- _WRITTEN REQUEST_:
Copy out the data from the line with "histogram-bar xyxy=(485,362,498,365)" through the line with "x-tick-label: 29.11.2024 xyxy=(137,398,191,410)", keeping both of those lines and changing nothing.

- _Items from a dataset_:
● ● ● ● ● ● ●

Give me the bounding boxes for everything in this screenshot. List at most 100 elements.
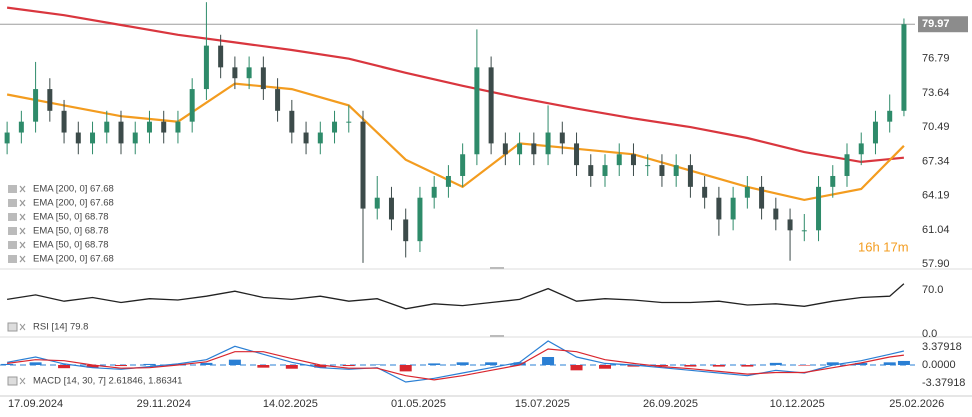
histogram-bar xyxy=(485,362,498,365)
x-tick-label: 25.02.2026 xyxy=(889,398,944,410)
histogram-bar xyxy=(86,364,99,368)
series-line xyxy=(6,6,905,164)
x-tick-label: 01.05.2025 xyxy=(391,398,446,410)
candle-body xyxy=(246,67,252,79)
candle-body xyxy=(630,154,636,166)
x-tick-label: 29.11.2024 xyxy=(137,398,191,410)
legend-icon xyxy=(8,199,17,207)
y-tick-label: 70.0 xyxy=(922,284,943,296)
candle-body xyxy=(431,186,437,198)
candle-body xyxy=(559,132,565,144)
histogram-bar xyxy=(570,364,583,371)
histogram-bar xyxy=(29,362,42,365)
candle-body xyxy=(872,121,878,144)
legend-close-icon xyxy=(19,255,26,263)
candle-body xyxy=(545,132,551,155)
candle-body xyxy=(787,219,793,231)
y-tick-label: 61.04 xyxy=(922,224,950,236)
candle-body xyxy=(517,143,523,155)
histogram-bar xyxy=(257,364,270,368)
y-tick-label: 64.19 xyxy=(922,190,950,202)
legend-close-icon xyxy=(19,213,26,221)
candle-body xyxy=(844,154,850,176)
candle-body xyxy=(702,186,708,198)
histogram-bar xyxy=(741,364,754,367)
candle-body xyxy=(132,132,138,144)
candle-body xyxy=(332,121,338,133)
histogram-bar xyxy=(599,364,611,369)
candle-body xyxy=(816,186,822,231)
histogram-bar xyxy=(542,357,555,365)
candle-body xyxy=(47,89,53,111)
histogram-bar xyxy=(627,364,640,367)
panel-handle[interactable] xyxy=(490,335,504,337)
legend-close-icon xyxy=(19,199,26,207)
candle-body xyxy=(502,143,508,155)
legend-entry: EMA [50, 0] 68.78 xyxy=(33,226,109,237)
candle-body xyxy=(887,110,893,122)
y-tick-label: 3.37918 xyxy=(922,341,962,353)
x-tick-label: 15.07.2025 xyxy=(515,398,570,410)
candle-body xyxy=(374,197,380,209)
series-line xyxy=(6,340,905,383)
histogram-bar xyxy=(399,364,412,372)
candle-body xyxy=(602,165,608,176)
x-tick-label: 26.09.2025 xyxy=(643,398,698,410)
histogram-bar xyxy=(655,364,668,367)
histogram-bar xyxy=(342,364,355,367)
legend-icon xyxy=(8,213,17,221)
y-tick-label: 76.79 xyxy=(922,53,950,65)
legend-icon xyxy=(8,241,17,249)
legend-entry: EMA [200, 0] 67.68 xyxy=(33,254,114,265)
candle-body xyxy=(417,197,423,242)
candle-body xyxy=(18,121,24,133)
panel-handle[interactable] xyxy=(490,267,504,269)
histogram-bar xyxy=(897,360,910,365)
x-tick-label: 17.09.2024 xyxy=(8,398,63,410)
series-line xyxy=(7,348,904,381)
candle-body xyxy=(289,110,295,133)
candle-body xyxy=(61,110,67,133)
histogram-bar xyxy=(115,364,127,367)
y-tick-label: -3.37918 xyxy=(922,377,965,389)
histogram-bar xyxy=(684,364,697,367)
y-tick-label: 0.0000 xyxy=(922,359,956,371)
indicator-label: MACD [14, 30, 7] 2.61846, 1.86341 xyxy=(33,376,182,387)
histogram-bar xyxy=(285,364,298,369)
candle-body xyxy=(488,67,494,144)
legend-close-icon xyxy=(7,376,26,386)
candle-body xyxy=(346,121,352,123)
legend-icon xyxy=(8,255,17,263)
candle-body xyxy=(588,165,594,176)
x-tick-label: 10.12.2025 xyxy=(770,398,825,410)
legend-close-icon xyxy=(19,241,26,249)
histogram-bar xyxy=(200,362,213,365)
x-tick-label: 14.02.2025 xyxy=(263,398,318,410)
candle-body xyxy=(659,165,665,176)
candle-body xyxy=(146,121,152,133)
histogram-bar xyxy=(58,364,71,369)
candle-body xyxy=(730,197,736,220)
candle-body xyxy=(189,89,195,122)
candle-body xyxy=(687,165,693,187)
candle-body xyxy=(645,165,651,167)
candle-body xyxy=(673,165,679,176)
candle-body xyxy=(75,132,81,144)
legend-close-icon xyxy=(7,322,26,332)
candle-body xyxy=(33,89,39,122)
candle-body xyxy=(175,121,181,133)
histogram-bar xyxy=(143,363,156,365)
candle-body xyxy=(260,67,266,90)
countdown: 16h 17m xyxy=(858,239,909,254)
legend-entry: EMA [200, 0] 67.68 xyxy=(33,184,114,195)
histogram-bar xyxy=(883,362,896,365)
candle-body xyxy=(616,154,622,166)
legend-entry: EMA [50, 0] 68.78 xyxy=(33,240,109,251)
legend-icon xyxy=(8,227,17,235)
candle-body xyxy=(275,89,281,111)
candle-body xyxy=(531,143,537,155)
candle-body xyxy=(317,132,323,144)
legend-icon xyxy=(8,185,17,193)
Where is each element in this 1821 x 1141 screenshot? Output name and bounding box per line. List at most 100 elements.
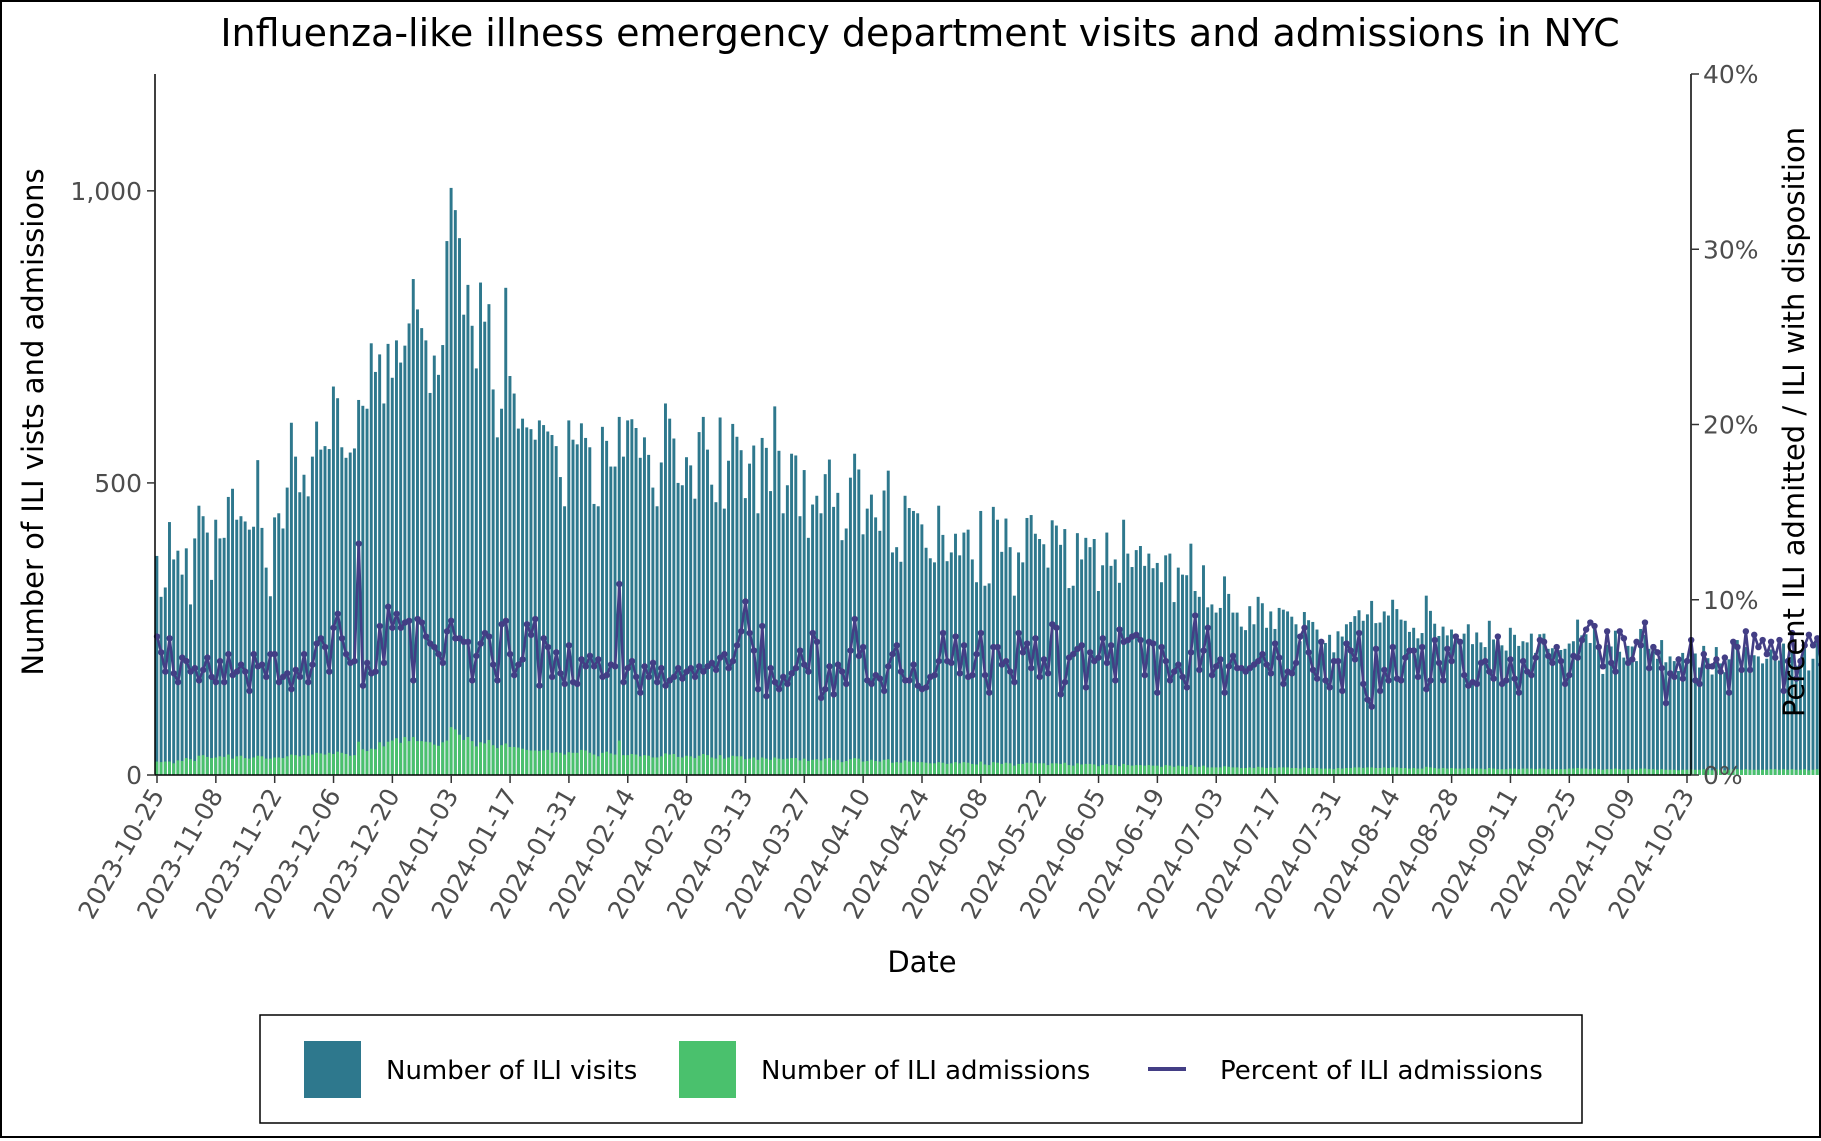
visits-bar [458,238,461,775]
percent-point [1713,656,1720,663]
visits-bar [306,496,310,775]
visits-bar [1357,610,1361,775]
admissions-bar [281,758,285,775]
admissions-bar [802,758,806,775]
admissions-bar [945,763,949,775]
visits-bar [1126,553,1130,775]
admissions-bar [1252,767,1256,775]
percent-point [847,647,854,654]
visits-bar [516,428,520,775]
percent-point [435,650,442,658]
admissions-bar [592,754,596,775]
admissions-bar [642,755,646,775]
visits-bar [1765,658,1769,775]
admissions-bar [626,755,630,775]
admissions-bar [1046,765,1050,775]
visits-bar [1244,630,1247,775]
visits-bar [739,450,743,775]
percent-point [809,629,816,637]
percent-point [288,685,295,693]
admissions-bar [361,749,365,775]
percent-point [1658,664,1665,672]
percent-point [1158,643,1165,651]
admissions-bar [937,762,941,775]
percent-point [477,640,484,647]
admissions-bar [815,759,819,775]
admissions-bar [647,755,651,775]
visits-bar [1630,646,1634,775]
percent-point [1788,629,1796,637]
admissions-bar [159,762,163,775]
visits-bar [1567,643,1571,775]
visits-bar [289,422,293,775]
percent-point [1482,657,1489,665]
visits-bar [1138,546,1142,775]
visits-bar [844,528,848,775]
admissions-bar [1563,769,1567,775]
visits-bar [331,386,335,775]
visits-bar [1033,533,1037,775]
admissions-bar [1588,769,1592,775]
admissions-bar [483,743,487,775]
percent-point [725,664,732,672]
admissions-bar [1151,765,1155,775]
percent-point [998,661,1006,668]
admissions-bar [1719,769,1722,775]
percent-point [536,682,543,689]
visits-bar [731,423,735,775]
admissions-bar [672,753,676,775]
percent-point [1082,684,1090,691]
visits-bar [176,550,180,775]
percent-point [662,682,669,689]
admissions-bar [634,754,638,775]
percent-point [1015,629,1022,637]
percent-point [586,652,594,660]
percent-point [717,654,724,661]
percent-point [212,678,220,686]
admissions-bar [327,752,331,775]
percent-point [502,617,510,624]
percent-point [1629,656,1636,663]
percent-point [960,642,968,649]
percent-point [1229,652,1237,660]
visits-bar [1302,612,1306,775]
visits-bar [1492,639,1495,775]
visits-bar [928,558,932,775]
admissions-bar [1134,765,1138,775]
visits-bar [722,508,726,775]
percent-point [431,643,438,651]
admissions-bar [1542,768,1546,775]
percent-point [1595,643,1602,651]
visits-bar [672,438,676,775]
percent-point [456,635,463,642]
admissions-bar [1357,767,1361,775]
percent-point [1641,619,1649,626]
visits-bar [474,368,478,775]
admissions-bar [764,758,768,775]
visits-bar [1706,658,1710,775]
visits-bar [924,547,928,775]
admissions-bar [769,759,773,775]
percent-point [1364,696,1371,703]
admissions-bar [1777,769,1781,775]
admissions-bar [1248,767,1252,775]
visits-bar [235,519,239,775]
visits-bar [1815,638,1819,775]
visits-bar [1811,658,1815,775]
percent-point [1654,649,1661,656]
admissions-bar [1214,767,1218,775]
visits-bar [285,487,289,775]
percent-point [1465,682,1472,689]
visits-bar [1235,612,1239,775]
visits-bar [445,241,449,775]
admissions-bar [1664,769,1668,775]
visits-bar [600,426,604,775]
admissions-bar [1567,768,1571,775]
visits-bar [1172,602,1176,775]
visits-bar [1197,596,1201,775]
admissions-bar [449,727,453,775]
visits-bar [1693,653,1697,775]
percent-point [1166,677,1174,684]
visits-bar [748,463,752,775]
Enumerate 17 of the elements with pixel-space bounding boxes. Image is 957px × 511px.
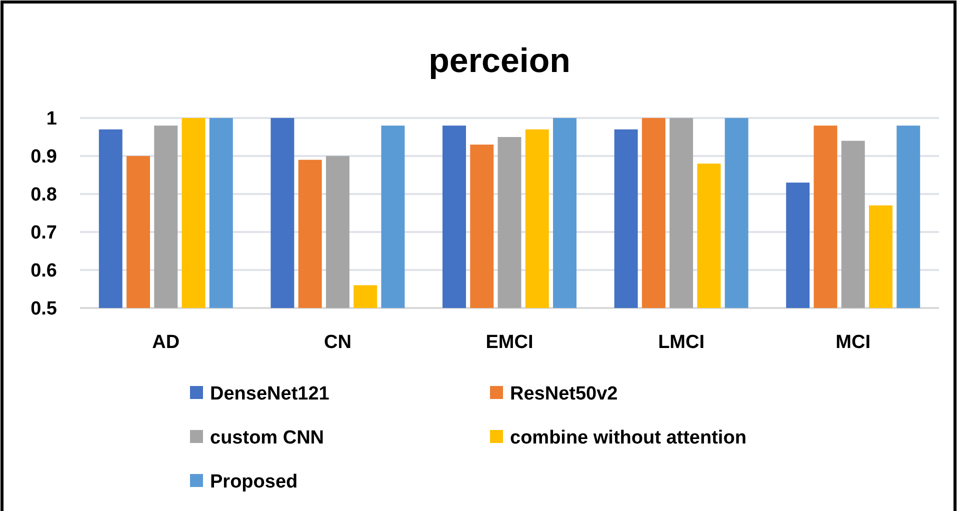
x-tick-label: EMCI [486,332,534,353]
y-tick-label: 0.7 [30,222,57,244]
legend-label: combine without attention [510,428,746,449]
y-tick-label: 0.9 [30,146,57,168]
y-tick-label: 1 [46,108,58,130]
legend-label: custom CNN [210,428,324,449]
legend-label: DenseNet121 [210,384,330,405]
legend-label: ResNet50v2 [510,384,618,405]
x-tick-label: CN [324,332,352,353]
y-tick-label: 0.8 [30,184,57,206]
x-tick-label: AD [152,332,180,353]
x-tick-label: LMCI [658,332,705,353]
chart-title: perceion [428,42,570,80]
y-tick-label: 0.6 [30,260,57,282]
legend-label: Proposed [210,472,298,493]
x-tick-label: MCI [836,332,871,353]
y-tick-label: 0.5 [30,298,58,320]
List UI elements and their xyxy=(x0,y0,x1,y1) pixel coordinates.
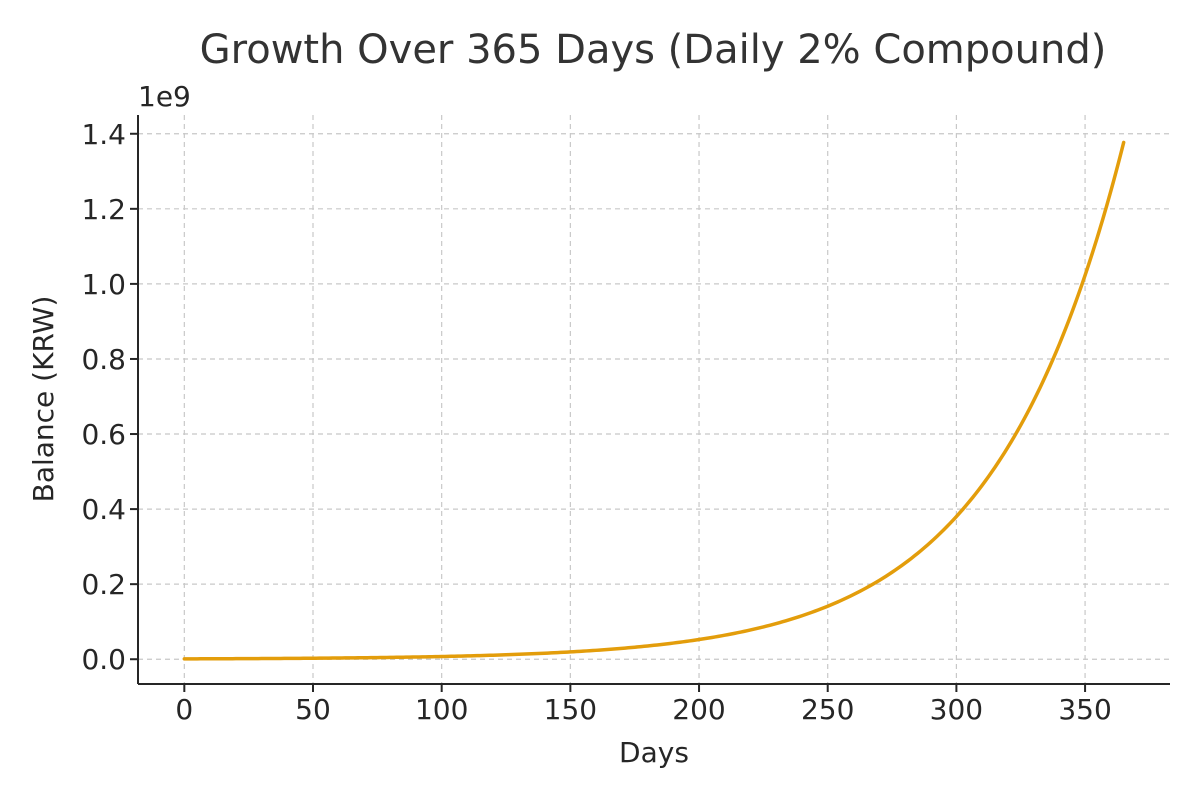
y-tick-label: 1.4 xyxy=(81,118,126,151)
y-tick-label: 0.6 xyxy=(81,418,126,451)
ticks: 0 50 100 150 200 250 300 350 0.0 0.2 0.4 0.6 0.8 1.0 1… xyxy=(81,118,1111,726)
x-tick-label: 200 xyxy=(672,693,725,726)
x-tick-label: 150 xyxy=(544,693,597,726)
chart-title: Growth Over 365 Days (Daily 2% Compound) xyxy=(200,27,1107,73)
x-tick-label: 350 xyxy=(1058,693,1111,726)
y-tick-label: 0.2 xyxy=(81,568,126,601)
x-tick-label: 300 xyxy=(930,693,983,726)
x-tick-label: 100 xyxy=(415,693,468,726)
x-tick-label: 50 xyxy=(295,693,331,726)
series-line xyxy=(182,140,1126,661)
x-axis-label: Days xyxy=(619,736,689,769)
x-tick-label: 250 xyxy=(801,693,854,726)
y-tick-label: 0.4 xyxy=(81,493,126,526)
y-axis-label: Balance (KRW) xyxy=(27,296,60,503)
y-tick-label: 1.0 xyxy=(81,268,126,301)
y-tick-label: 0.0 xyxy=(81,643,126,676)
series xyxy=(182,140,1126,661)
y-axis-offset-label: 1e9 xyxy=(138,80,191,113)
x-tick-label: 0 xyxy=(175,693,193,726)
y-tick-label: 1.2 xyxy=(81,193,126,226)
axes xyxy=(137,115,1170,685)
y-tick-label: 0.8 xyxy=(81,343,126,376)
grid xyxy=(138,115,1170,684)
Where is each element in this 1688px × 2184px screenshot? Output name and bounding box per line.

● ● ● ● ● ● ●

- _WRITTEN RESPONSE_:
histogram-bar xyxy=(485,362,498,365)
x-tick-label: 25.02.2026 xyxy=(889,398,944,410)
histogram-bar xyxy=(86,364,99,368)
series-line xyxy=(6,6,905,164)
x-tick-label: 01.05.2025 xyxy=(391,398,446,410)
candle-body xyxy=(246,67,252,79)
candle-body xyxy=(630,154,636,166)
x-tick-label: 29.11.2024 xyxy=(137,398,191,410)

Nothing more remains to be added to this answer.